Below are records to transcribe exactly, without their pictures.
-- BEGIN ROWS --
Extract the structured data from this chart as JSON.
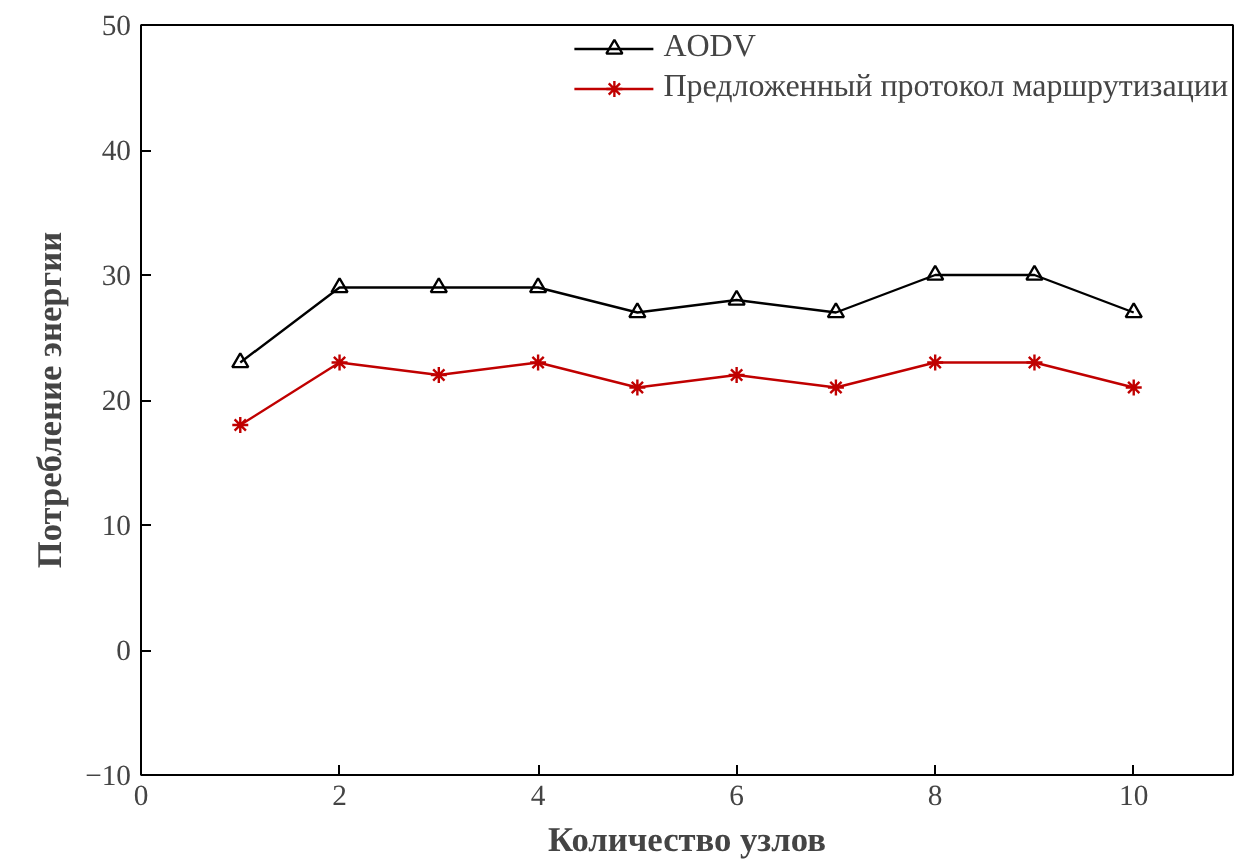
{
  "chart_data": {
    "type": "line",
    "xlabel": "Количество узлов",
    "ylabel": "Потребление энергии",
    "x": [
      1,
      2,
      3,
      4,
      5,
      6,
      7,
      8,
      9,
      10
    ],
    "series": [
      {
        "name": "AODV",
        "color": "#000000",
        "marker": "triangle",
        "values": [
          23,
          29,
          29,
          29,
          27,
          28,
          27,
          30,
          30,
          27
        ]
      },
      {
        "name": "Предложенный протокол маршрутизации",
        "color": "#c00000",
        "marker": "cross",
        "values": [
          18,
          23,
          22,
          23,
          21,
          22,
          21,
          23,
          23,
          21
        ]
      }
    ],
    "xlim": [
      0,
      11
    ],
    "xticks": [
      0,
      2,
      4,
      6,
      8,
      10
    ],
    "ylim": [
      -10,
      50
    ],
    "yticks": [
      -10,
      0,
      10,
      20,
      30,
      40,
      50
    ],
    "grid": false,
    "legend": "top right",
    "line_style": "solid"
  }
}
-- END ROWS --
* TASK RESPONSE
Extract the structured data from this chart as JSON.
{
  "chart_data": {
    "type": "line",
    "xlabel": "Количество узлов",
    "ylabel": "Потребление энергии",
    "x": [
      1,
      2,
      3,
      4,
      5,
      6,
      7,
      8,
      9,
      10
    ],
    "series": [
      {
        "name": "AODV",
        "color": "#000000",
        "marker": "triangle",
        "values": [
          23,
          29,
          29,
          29,
          27,
          28,
          27,
          30,
          30,
          27
        ]
      },
      {
        "name": "Предложенный протокол маршрутизации",
        "color": "#c00000",
        "marker": "cross",
        "values": [
          18,
          23,
          22,
          23,
          21,
          22,
          21,
          23,
          23,
          21
        ]
      }
    ],
    "xlim": [
      0,
      11
    ],
    "xticks": [
      0,
      2,
      4,
      6,
      8,
      10
    ],
    "ylim": [
      -10,
      50
    ],
    "yticks": [
      -10,
      0,
      10,
      20,
      30,
      40,
      50
    ],
    "grid": false,
    "legend": "top right",
    "line_style": "solid"
  }
}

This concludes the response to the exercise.